* START Input records *

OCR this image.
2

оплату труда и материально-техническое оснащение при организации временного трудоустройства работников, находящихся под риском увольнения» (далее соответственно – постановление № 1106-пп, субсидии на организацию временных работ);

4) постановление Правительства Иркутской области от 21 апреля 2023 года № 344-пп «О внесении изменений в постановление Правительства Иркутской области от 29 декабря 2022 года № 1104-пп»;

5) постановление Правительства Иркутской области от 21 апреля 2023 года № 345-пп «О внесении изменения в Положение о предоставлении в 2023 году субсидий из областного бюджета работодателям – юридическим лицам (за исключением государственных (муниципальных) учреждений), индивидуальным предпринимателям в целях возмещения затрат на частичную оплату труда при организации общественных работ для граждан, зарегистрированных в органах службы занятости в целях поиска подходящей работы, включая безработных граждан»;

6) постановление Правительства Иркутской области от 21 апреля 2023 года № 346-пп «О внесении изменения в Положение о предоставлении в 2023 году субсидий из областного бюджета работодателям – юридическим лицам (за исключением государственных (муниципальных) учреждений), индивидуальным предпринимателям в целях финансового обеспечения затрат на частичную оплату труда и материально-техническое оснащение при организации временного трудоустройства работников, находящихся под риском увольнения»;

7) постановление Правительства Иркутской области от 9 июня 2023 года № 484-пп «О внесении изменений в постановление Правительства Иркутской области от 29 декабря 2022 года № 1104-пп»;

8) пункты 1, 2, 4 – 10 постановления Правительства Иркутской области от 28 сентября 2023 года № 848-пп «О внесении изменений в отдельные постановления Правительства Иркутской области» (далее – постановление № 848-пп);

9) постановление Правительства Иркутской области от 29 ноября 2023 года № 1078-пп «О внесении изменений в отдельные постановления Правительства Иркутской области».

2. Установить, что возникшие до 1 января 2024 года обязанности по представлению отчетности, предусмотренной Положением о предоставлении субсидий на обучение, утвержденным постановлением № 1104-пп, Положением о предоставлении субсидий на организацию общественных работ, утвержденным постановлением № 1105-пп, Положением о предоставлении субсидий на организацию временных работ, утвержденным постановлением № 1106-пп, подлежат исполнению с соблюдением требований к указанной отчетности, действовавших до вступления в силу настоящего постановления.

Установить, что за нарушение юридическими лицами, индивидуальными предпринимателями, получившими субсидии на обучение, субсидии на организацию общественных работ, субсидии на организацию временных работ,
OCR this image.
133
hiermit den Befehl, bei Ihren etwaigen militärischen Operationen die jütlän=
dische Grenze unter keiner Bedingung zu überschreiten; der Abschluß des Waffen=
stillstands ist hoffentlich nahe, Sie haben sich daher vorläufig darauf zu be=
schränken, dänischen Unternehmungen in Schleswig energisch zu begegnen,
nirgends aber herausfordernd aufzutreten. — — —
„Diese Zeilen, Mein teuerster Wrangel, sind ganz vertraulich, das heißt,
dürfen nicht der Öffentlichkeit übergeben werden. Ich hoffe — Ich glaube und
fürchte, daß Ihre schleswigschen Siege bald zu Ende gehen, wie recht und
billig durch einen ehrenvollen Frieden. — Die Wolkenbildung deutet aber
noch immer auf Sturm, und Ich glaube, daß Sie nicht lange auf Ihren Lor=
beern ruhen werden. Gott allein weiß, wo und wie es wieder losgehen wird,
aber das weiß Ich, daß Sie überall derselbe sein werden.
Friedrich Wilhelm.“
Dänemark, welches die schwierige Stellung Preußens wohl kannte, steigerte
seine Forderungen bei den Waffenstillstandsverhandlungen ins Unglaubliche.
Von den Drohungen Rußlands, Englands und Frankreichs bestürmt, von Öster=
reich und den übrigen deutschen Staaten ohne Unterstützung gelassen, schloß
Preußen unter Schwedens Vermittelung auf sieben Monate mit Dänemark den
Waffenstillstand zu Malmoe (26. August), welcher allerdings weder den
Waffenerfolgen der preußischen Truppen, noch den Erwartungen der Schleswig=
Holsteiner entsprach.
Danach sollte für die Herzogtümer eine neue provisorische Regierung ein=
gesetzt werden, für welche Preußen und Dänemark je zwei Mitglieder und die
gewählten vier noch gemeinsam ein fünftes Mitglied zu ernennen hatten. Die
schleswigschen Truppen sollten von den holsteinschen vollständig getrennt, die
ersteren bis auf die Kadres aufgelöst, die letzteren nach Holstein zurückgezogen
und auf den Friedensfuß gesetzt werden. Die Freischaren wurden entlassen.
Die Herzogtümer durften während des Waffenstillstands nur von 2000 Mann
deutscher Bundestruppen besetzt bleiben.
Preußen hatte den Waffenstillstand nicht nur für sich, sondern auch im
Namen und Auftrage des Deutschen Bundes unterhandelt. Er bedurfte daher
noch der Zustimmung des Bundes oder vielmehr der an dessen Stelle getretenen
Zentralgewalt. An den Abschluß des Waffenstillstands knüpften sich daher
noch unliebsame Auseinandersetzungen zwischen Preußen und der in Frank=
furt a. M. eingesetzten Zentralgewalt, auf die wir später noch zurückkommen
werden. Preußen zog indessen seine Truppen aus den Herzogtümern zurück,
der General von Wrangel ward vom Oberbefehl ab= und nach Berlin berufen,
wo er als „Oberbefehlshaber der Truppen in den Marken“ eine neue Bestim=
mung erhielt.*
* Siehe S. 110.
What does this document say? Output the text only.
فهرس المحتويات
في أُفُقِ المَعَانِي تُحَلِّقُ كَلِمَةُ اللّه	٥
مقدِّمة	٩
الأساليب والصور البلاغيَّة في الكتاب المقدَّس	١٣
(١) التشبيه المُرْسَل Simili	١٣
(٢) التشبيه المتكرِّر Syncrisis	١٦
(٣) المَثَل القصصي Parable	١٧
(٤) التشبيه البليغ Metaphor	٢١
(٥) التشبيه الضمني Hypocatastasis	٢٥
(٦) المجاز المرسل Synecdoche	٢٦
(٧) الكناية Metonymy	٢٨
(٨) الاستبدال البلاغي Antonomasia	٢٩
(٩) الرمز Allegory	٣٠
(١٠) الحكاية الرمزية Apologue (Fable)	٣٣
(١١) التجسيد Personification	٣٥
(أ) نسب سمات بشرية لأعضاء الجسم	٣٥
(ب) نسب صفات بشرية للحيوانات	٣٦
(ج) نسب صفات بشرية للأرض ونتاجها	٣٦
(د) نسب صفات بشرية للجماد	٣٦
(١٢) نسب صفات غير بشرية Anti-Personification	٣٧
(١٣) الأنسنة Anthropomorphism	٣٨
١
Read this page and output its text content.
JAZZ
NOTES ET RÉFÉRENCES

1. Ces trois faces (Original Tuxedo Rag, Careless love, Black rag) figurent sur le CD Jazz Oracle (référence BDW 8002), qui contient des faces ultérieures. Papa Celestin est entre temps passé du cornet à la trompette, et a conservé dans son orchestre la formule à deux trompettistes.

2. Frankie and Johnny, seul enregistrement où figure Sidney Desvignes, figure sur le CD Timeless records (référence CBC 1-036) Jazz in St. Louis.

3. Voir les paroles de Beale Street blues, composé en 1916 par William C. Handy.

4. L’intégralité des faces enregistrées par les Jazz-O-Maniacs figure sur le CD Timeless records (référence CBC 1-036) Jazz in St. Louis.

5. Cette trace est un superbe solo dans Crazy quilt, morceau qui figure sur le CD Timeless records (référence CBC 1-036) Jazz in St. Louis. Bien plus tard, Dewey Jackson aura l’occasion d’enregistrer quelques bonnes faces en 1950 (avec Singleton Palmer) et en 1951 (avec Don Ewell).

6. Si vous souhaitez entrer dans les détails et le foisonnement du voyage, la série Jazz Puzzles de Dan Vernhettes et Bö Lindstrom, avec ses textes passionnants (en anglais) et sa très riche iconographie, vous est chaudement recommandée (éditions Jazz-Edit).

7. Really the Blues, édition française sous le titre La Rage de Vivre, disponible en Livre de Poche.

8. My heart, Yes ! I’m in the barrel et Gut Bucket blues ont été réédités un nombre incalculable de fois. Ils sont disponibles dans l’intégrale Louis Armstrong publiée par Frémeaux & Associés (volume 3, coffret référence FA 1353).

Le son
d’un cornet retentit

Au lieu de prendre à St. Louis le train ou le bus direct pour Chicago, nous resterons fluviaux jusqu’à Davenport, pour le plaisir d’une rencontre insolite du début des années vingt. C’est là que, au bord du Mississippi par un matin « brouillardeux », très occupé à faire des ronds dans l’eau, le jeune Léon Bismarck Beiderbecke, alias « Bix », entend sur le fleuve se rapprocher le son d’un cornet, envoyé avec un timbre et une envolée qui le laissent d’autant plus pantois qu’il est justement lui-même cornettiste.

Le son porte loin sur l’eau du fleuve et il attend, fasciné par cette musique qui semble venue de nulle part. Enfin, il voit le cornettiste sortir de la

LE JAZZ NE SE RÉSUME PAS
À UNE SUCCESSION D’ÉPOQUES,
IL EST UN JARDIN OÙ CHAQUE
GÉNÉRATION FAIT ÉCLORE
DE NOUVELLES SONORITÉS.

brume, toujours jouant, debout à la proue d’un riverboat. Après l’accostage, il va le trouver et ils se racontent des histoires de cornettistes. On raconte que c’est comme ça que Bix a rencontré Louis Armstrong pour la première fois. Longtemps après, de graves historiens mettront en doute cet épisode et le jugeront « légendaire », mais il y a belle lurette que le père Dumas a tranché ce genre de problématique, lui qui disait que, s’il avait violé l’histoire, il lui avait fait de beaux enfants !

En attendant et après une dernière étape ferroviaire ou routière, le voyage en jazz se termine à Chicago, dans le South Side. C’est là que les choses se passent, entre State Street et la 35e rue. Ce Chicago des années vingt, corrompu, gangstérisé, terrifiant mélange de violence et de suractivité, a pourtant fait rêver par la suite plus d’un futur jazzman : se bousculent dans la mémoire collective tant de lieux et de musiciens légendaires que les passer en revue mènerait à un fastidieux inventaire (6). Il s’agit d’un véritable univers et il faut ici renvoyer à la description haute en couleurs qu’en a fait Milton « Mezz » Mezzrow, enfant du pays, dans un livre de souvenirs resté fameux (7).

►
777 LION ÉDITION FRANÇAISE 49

* END Input records *

• Problem
Copy out the lines that hold "seine".

• Answer to the problem
seine Forderungen bei den Waffenstillstandsverhandlungen ins Unglaubliche.
werden. Preußen zog indessen seine Truppen aus den Herzogtümern zurück,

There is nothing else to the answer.